What is needed ▸ Retype each entry below exactly as it stands.

☆ ☆ ☆

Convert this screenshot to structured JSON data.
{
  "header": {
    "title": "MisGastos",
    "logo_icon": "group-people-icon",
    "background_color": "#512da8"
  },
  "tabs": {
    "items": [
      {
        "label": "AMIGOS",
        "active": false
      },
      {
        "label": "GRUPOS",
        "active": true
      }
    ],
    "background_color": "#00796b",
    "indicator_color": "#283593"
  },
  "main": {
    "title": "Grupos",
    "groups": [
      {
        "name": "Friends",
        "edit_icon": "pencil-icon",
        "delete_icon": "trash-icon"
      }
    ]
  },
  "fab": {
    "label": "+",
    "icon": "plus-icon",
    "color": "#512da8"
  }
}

☆ ☆ ☆

Exercise result ▸
Convert this screenshot to structured JSON data.
{
  "header": {
    "title": "MisGastos",
    "logo_icon": "group-people-icon",
    "background_color": "#512da8"
  },
  "tabs": {
    "items": [
      {
        "label": "AMIGOS",
        "active": false
      },
      {
        "label": "GRUPOS",
        "active": true
      }
    ],
    "background_color": "#00796b",
    "indicator_color": "#283593"
  },
  "main": {
    "title": "Grupos",
    "groups": [
      {
        "name": "Friends",
        "edit_icon": "pencil-icon",
        "delete_icon": "trash-icon"
      }
    ]
  },
  "fab": {
    "label": "+",
    "icon": "plus-icon",
    "color": "#512da8"
  }
}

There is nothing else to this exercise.